• [Task objective] How many lines hold the string "soudržnosti"? Give only the number.

• [Information shown]
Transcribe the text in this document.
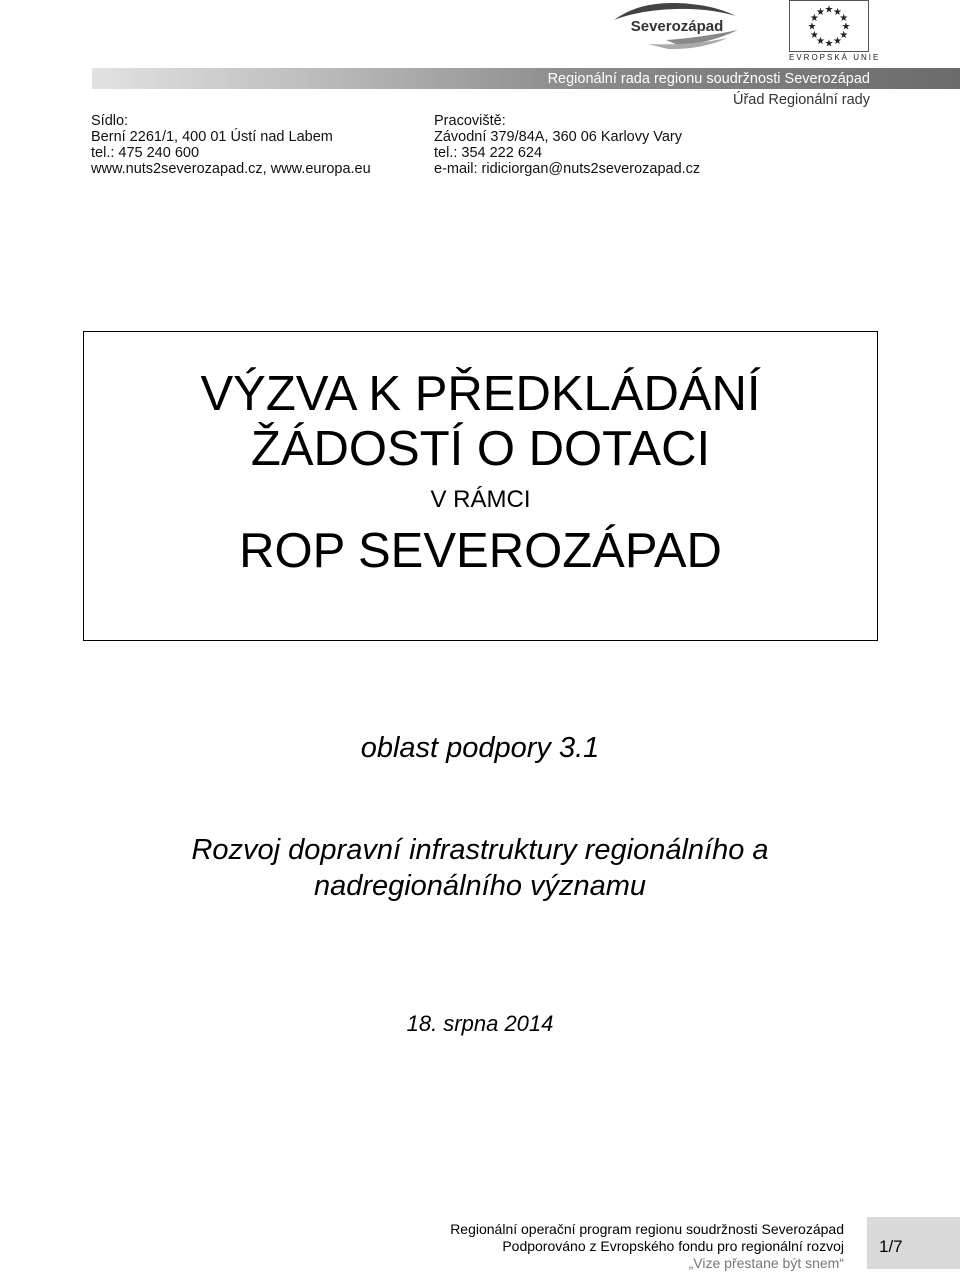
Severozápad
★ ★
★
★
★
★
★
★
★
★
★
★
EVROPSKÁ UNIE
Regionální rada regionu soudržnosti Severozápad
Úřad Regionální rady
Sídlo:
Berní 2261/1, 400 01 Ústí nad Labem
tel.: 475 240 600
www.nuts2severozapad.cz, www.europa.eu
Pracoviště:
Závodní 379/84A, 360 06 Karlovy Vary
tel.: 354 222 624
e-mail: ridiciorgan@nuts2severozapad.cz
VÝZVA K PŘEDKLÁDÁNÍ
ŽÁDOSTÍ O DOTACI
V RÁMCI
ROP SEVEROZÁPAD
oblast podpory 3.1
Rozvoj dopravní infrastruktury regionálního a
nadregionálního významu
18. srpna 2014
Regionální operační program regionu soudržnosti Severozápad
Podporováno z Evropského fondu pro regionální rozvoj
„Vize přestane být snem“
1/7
---
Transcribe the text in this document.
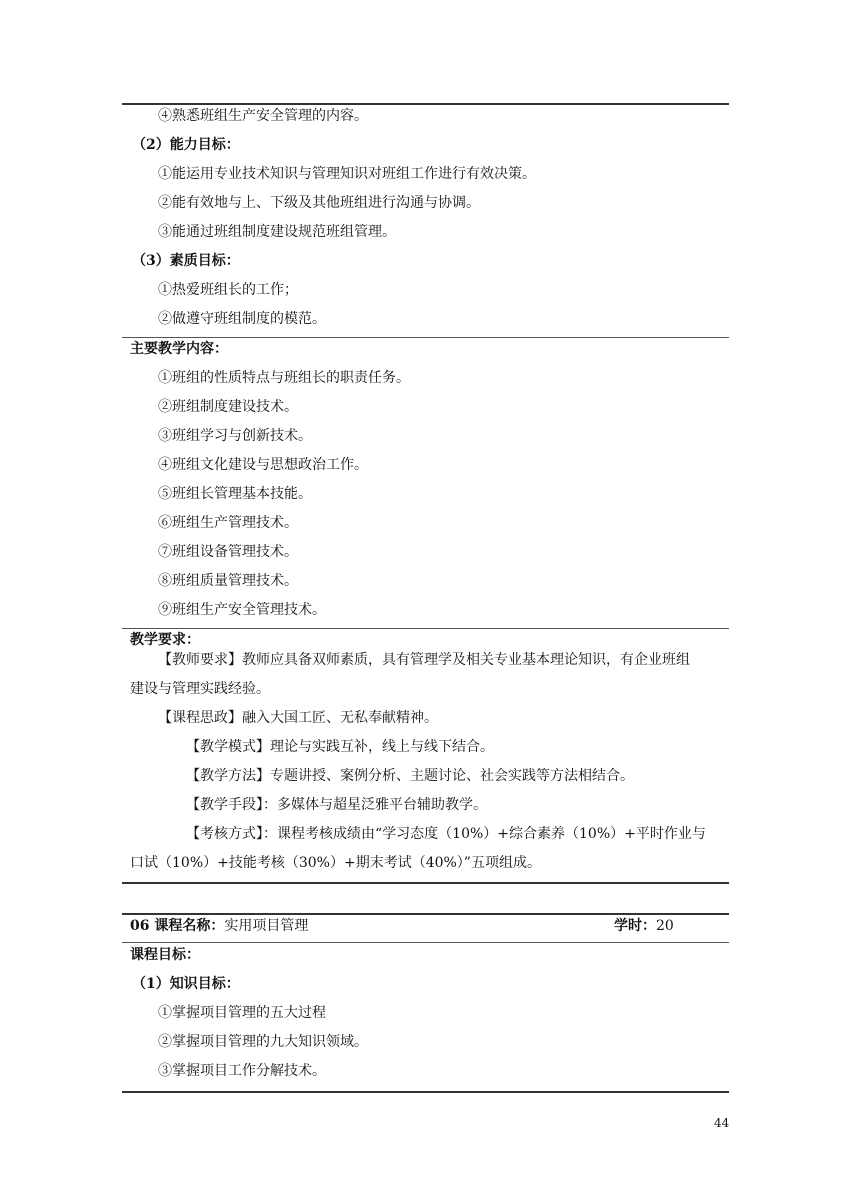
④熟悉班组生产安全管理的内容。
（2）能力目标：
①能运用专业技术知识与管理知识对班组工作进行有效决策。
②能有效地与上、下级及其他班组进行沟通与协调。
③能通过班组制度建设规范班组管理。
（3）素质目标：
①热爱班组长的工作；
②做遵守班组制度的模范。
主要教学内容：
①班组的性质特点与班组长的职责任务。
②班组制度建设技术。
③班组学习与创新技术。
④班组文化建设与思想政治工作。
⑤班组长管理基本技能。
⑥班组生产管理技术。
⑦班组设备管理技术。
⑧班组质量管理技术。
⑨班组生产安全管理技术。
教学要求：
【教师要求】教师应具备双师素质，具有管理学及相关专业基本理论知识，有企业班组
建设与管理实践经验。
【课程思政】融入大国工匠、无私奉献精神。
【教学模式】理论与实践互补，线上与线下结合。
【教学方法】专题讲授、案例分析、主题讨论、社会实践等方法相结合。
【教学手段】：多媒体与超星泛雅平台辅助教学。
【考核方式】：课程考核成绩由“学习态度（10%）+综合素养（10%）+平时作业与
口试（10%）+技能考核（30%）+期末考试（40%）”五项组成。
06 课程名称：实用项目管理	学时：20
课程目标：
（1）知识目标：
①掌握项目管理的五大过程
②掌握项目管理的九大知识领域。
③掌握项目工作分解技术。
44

• [Result of this exercise] 2